*INSTRUCTIONS FOR THE TASK*. Will you give the material below again, every line exactly as it is?

*Collected data*.
## start

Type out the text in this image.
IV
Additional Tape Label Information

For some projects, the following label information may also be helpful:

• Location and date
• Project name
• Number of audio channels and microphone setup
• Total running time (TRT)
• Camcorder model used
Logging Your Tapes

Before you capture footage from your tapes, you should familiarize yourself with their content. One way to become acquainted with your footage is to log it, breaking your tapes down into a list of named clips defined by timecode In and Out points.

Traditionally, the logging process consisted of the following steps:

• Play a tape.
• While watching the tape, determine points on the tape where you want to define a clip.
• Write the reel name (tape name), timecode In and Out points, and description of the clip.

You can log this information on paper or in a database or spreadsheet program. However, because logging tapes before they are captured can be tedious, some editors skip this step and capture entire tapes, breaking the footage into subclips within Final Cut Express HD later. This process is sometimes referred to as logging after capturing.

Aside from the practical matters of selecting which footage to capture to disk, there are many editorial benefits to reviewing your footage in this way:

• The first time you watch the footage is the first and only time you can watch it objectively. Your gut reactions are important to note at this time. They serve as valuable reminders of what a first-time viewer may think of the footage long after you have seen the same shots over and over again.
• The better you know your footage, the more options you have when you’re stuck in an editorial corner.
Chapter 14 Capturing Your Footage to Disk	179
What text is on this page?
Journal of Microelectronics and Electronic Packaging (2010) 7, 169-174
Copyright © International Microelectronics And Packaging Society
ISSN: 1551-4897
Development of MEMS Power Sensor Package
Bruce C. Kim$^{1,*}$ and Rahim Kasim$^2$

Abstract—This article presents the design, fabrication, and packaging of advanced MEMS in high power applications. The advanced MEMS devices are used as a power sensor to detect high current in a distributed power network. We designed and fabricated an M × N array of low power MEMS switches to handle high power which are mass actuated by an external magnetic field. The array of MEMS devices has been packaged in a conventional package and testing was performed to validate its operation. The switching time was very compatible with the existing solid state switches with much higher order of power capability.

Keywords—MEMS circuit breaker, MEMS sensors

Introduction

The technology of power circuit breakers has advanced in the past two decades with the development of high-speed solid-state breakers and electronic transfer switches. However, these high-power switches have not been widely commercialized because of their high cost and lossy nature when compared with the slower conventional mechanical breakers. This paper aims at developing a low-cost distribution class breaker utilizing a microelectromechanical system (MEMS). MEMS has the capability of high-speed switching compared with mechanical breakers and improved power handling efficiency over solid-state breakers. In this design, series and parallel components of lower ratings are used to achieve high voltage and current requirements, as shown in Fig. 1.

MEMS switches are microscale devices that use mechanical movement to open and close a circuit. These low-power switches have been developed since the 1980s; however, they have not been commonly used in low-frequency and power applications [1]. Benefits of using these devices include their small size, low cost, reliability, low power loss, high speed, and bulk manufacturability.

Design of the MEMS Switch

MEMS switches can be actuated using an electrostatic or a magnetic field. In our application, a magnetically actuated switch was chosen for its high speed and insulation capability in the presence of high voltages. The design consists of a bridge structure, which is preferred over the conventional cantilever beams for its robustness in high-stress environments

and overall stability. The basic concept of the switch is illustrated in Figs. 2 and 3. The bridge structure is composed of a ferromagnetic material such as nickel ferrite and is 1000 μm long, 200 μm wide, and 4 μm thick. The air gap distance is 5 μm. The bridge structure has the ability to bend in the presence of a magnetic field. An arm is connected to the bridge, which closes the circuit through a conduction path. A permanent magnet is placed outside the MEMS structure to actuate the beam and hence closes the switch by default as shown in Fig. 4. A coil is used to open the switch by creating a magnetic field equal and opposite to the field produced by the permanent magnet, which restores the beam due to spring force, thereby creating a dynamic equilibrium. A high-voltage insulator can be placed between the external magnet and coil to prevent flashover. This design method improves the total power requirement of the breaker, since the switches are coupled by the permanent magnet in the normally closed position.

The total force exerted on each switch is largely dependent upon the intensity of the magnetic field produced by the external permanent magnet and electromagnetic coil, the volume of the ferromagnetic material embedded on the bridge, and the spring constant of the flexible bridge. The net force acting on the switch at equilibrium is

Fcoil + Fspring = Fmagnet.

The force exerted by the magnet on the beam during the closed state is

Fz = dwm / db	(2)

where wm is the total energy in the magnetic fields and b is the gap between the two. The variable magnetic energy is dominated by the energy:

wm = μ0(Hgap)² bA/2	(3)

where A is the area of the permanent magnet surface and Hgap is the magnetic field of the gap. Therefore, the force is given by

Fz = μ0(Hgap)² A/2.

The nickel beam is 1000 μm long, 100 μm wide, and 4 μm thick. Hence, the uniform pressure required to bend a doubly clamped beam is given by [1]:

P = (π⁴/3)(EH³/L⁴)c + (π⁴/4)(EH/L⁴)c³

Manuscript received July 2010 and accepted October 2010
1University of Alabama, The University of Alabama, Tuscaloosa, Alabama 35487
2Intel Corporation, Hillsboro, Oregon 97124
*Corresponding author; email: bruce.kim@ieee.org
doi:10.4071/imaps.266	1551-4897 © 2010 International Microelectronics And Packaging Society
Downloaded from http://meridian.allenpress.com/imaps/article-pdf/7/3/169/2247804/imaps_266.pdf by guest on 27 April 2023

## end

*SOLUTION TO THE EXERCISE*.
Type out the text in this image.
IV
Additional Tape Label Information

For some projects, the following label information may also be helpful:

• Location and date
• Project name
• Number of audio channels and microphone setup
• Total running time (TRT)
• Camcorder model used
Logging Your Tapes

Before you capture footage from your tapes, you should familiarize yourself with their content. One way to become acquainted with your footage is to log it, breaking your tapes down into a list of named clips defined by timecode In and Out points.

Traditionally, the logging process consisted of the following steps:

• Play a tape.
• While watching the tape, determine points on the tape where you want to define a clip.
• Write the reel name (tape name), timecode In and Out points, and description of the clip.

You can log this information on paper or in a database or spreadsheet program. However, because logging tapes before they are captured can be tedious, some editors skip this step and capture entire tapes, breaking the footage into subclips within Final Cut Express HD later. This process is sometimes referred to as logging after capturing.

Aside from the practical matters of selecting which footage to capture to disk, there are many editorial benefits to reviewing your footage in this way:

• The first time you watch the footage is the first and only time you can watch it objectively. Your gut reactions are important to note at this time. They serve as valuable reminders of what a first-time viewer may think of the footage long after you have seen the same shots over and over again.
• The better you know your footage, the more options you have when you’re stuck in an editorial corner.
Chapter 14 Capturing Your Footage to Disk	179
What text is on this page?
Journal of Microelectronics and Electronic Packaging (2010) 7, 169-174
Copyright © International Microelectronics And Packaging Society
ISSN: 1551-4897
Development of MEMS Power Sensor Package
Bruce C. Kim$^{1,*}$ and Rahim Kasim$^2$

Abstract—This article presents the design, fabrication, and packaging of advanced MEMS in high power applications. The advanced MEMS devices are used as a power sensor to detect high current in a distributed power network. We designed and fabricated an M × N array of low power MEMS switches to handle high power which are mass actuated by an external magnetic field. The array of MEMS devices has been packaged in a conventional package and testing was performed to validate its operation. The switching time was very compatible with the existing solid state switches with much higher order of power capability.

Keywords—MEMS circuit breaker, MEMS sensors

Introduction

The technology of power circuit breakers has advanced in the past two decades with the development of high-speed solid-state breakers and electronic transfer switches. However, these high-power switches have not been widely commercialized because of their high cost and lossy nature when compared with the slower conventional mechanical breakers. This paper aims at developing a low-cost distribution class breaker utilizing a microelectromechanical system (MEMS). MEMS has the capability of high-speed switching compared with mechanical breakers and improved power handling efficiency over solid-state breakers. In this design, series and parallel components of lower ratings are used to achieve high voltage and current requirements, as shown in Fig. 1.

MEMS switches are microscale devices that use mechanical movement to open and close a circuit. These low-power switches have been developed since the 1980s; however, they have not been commonly used in low-frequency and power applications [1]. Benefits of using these devices include their small size, low cost, reliability, low power loss, high speed, and bulk manufacturability.

Design of the MEMS Switch

MEMS switches can be actuated using an electrostatic or a magnetic field. In our application, a magnetically actuated switch was chosen for its high speed and insulation capability in the presence of high voltages. The design consists of a bridge structure, which is preferred over the conventional cantilever beams for its robustness in high-stress environments

and overall stability. The basic concept of the switch is illustrated in Figs. 2 and 3. The bridge structure is composed of a ferromagnetic material such as nickel ferrite and is 1000 μm long, 200 μm wide, and 4 μm thick. The air gap distance is 5 μm. The bridge structure has the ability to bend in the presence of a magnetic field. An arm is connected to the bridge, which closes the circuit through a conduction path. A permanent magnet is placed outside the MEMS structure to actuate the beam and hence closes the switch by default as shown in Fig. 4. A coil is used to open the switch by creating a magnetic field equal and opposite to the field produced by the permanent magnet, which restores the beam due to spring force, thereby creating a dynamic equilibrium. A high-voltage insulator can be placed between the external magnet and coil to prevent flashover. This design method improves the total power requirement of the breaker, since the switches are coupled by the permanent magnet in the normally closed position.

The total force exerted on each switch is largely dependent upon the intensity of the magnetic field produced by the external permanent magnet and electromagnetic coil, the volume of the ferromagnetic material embedded on the bridge, and the spring constant of the flexible bridge. The net force acting on the switch at equilibrium is

Fcoil + Fspring = Fmagnet.

The force exerted by the magnet on the beam during the closed state is

Fz = dwm / db	(2)

where wm is the total energy in the magnetic fields and b is the gap between the two. The variable magnetic energy is dominated by the energy:

wm = μ0(Hgap)² bA/2	(3)

where A is the area of the permanent magnet surface and Hgap is the magnetic field of the gap. Therefore, the force is given by

Fz = μ0(Hgap)² A/2.

The nickel beam is 1000 μm long, 100 μm wide, and 4 μm thick. Hence, the uniform pressure required to bend a doubly clamped beam is given by [1]:

P = (π⁴/3)(EH³/L⁴)c + (π⁴/4)(EH/L⁴)c³

Manuscript received July 2010 and accepted October 2010
1University of Alabama, The University of Alabama, Tuscaloosa, Alabama 35487
2Intel Corporation, Hillsboro, Oregon 97124
*Corresponding author; email: bruce.kim@ieee.org
doi:10.4071/imaps.266	1551-4897 © 2010 International Microelectronics And Packaging Society
Downloaded from http://meridian.allenpress.com/imaps/article-pdf/7/3/169/2247804/imaps_266.pdf by guest on 27 April 2023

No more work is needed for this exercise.